» **Extrait du document**:
════════

En effet l’influence du corps des Mines repose essentiellement sur leur expertise technique du système nucléaire et sur leur présence à chaque niveau (politique, administratif, industrie et recherche) de ce système.
Si une politique énergétique de transition venait à être mise en œuvre, la place du nucléaire dans le mix énergétique s’en verrait réduite et avec elle celle du corps des Mines... à moins que celui-ci n'évolue en reconnaissant l’efficacité tant énergétique qu’économique des énergies renouvelables.
Né en 1941, Jean-Louis Beffa est un ancien élève de l'École polytechnique et membre du corps des Mines. Il est diplômé de l'École nationale supérieure du Pétrole et de l'Institut d'études politiques de Paris.

════════

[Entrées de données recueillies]

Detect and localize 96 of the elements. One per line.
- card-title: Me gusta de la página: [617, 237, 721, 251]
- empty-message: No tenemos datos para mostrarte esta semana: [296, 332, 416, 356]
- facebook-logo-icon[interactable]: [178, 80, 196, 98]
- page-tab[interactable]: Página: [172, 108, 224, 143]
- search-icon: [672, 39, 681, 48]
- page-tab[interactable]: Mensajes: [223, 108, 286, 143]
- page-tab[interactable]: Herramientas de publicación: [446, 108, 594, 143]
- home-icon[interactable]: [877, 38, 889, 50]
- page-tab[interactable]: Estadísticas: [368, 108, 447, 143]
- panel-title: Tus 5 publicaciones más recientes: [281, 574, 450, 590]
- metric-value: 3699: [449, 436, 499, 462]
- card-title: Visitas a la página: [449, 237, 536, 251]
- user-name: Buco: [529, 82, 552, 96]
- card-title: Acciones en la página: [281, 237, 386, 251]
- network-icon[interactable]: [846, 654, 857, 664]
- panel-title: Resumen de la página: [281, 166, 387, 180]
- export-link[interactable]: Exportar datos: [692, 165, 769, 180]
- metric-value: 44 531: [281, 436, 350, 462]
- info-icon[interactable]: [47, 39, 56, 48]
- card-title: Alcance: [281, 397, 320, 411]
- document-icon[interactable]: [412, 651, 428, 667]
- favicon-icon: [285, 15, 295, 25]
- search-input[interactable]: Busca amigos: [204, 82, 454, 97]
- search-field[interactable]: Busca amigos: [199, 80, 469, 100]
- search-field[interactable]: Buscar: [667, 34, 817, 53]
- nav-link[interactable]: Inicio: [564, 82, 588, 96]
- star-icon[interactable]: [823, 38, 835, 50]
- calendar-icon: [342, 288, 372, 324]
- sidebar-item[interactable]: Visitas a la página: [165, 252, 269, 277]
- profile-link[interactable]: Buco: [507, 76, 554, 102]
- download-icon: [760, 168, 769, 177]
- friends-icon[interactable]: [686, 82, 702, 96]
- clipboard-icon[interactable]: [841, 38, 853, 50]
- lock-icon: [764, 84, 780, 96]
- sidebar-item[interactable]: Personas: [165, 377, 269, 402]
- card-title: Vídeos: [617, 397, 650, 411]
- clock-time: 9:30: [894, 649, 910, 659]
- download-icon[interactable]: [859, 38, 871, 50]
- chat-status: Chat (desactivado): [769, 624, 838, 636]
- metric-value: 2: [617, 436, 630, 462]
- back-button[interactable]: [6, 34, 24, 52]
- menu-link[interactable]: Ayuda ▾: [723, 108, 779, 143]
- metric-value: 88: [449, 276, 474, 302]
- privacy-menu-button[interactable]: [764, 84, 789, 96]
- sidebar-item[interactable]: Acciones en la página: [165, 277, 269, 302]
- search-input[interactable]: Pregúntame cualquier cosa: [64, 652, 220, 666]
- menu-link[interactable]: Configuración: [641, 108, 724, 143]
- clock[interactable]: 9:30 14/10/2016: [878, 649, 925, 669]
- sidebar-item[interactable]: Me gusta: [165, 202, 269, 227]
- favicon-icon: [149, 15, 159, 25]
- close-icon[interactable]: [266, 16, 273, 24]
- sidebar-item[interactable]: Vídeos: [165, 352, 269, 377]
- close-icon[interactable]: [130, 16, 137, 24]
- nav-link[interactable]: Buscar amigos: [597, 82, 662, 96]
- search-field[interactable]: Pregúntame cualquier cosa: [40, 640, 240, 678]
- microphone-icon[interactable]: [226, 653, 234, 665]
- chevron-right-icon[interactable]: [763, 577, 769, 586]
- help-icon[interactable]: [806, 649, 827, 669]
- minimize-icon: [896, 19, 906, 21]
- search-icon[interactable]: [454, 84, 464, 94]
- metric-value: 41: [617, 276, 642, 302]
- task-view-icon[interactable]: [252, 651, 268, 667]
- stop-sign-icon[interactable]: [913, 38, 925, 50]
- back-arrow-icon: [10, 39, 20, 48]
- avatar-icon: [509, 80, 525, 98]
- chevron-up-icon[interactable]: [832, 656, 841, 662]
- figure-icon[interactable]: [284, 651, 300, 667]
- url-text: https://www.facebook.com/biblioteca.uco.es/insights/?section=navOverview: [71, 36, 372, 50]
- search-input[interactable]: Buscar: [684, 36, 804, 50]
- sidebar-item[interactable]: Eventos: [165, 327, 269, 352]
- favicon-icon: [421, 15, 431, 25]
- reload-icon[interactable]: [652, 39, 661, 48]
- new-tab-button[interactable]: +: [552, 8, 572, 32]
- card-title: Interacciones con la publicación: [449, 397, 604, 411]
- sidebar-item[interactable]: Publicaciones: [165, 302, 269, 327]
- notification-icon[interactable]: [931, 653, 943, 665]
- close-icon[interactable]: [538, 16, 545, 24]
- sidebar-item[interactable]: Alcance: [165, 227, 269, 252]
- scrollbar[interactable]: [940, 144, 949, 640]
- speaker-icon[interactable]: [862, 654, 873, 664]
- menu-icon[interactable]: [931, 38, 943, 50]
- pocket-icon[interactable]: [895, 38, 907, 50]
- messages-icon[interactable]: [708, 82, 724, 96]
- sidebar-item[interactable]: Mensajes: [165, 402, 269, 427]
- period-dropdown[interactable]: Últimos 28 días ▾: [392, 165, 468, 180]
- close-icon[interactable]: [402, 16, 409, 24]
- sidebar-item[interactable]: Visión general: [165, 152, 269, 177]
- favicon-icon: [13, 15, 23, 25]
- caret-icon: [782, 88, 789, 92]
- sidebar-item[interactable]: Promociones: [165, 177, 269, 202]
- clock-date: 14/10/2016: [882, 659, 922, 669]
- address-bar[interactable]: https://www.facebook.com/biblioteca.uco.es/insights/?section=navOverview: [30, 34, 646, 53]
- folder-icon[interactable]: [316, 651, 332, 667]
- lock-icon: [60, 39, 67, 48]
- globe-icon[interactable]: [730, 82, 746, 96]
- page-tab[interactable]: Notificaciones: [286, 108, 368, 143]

════════

» **Consigne de travail**:
Rédigez la suite de l'extrait sur le corps des Mines et le nucléaire, en reprenant juste après sa dernière phrase.

» **Réponse rédigée**:
Il commence sa carrière comme ingénieur des Mines à Clermont-Ferrand (1967) avant d’entrer au sein de la direction des Carburants comme ingénieur, avant de devenir chef du service Raffinage et adjoint au directeur. En 1974, il intègre la compagnie Saint-Gobain comme directeur du Plan. Il devient directeur général, puis président-directeur général de Pont-à-Mousson, tout en étant parallèlement directeur de la branche Canalisation et Mécanique de Saint-Gobain, de 1979 à 1982.
Directeur général de Saint-Gobain depuis 1982, il en devient le PDG en 1986, lors de la privatisation de l’entreprise. Il s’est vu confier en 2004 par Jacques Chirac, alors président de la République, la rédaction d’un rapport (controversé dans le milieu industriel) sur la relance de la politique industrielle en France.
En juin 2007, il quitte ses fonctions de PDG de Saint-Gobain dont il continue de présider le conseil d’administration. Il est par ailleurs (entre autres) vice-président du conseil d'administration de BNP Paribas, administrateur de Gaz de France et président de Lazard (banque d'affaires franco-américaine) en Asie.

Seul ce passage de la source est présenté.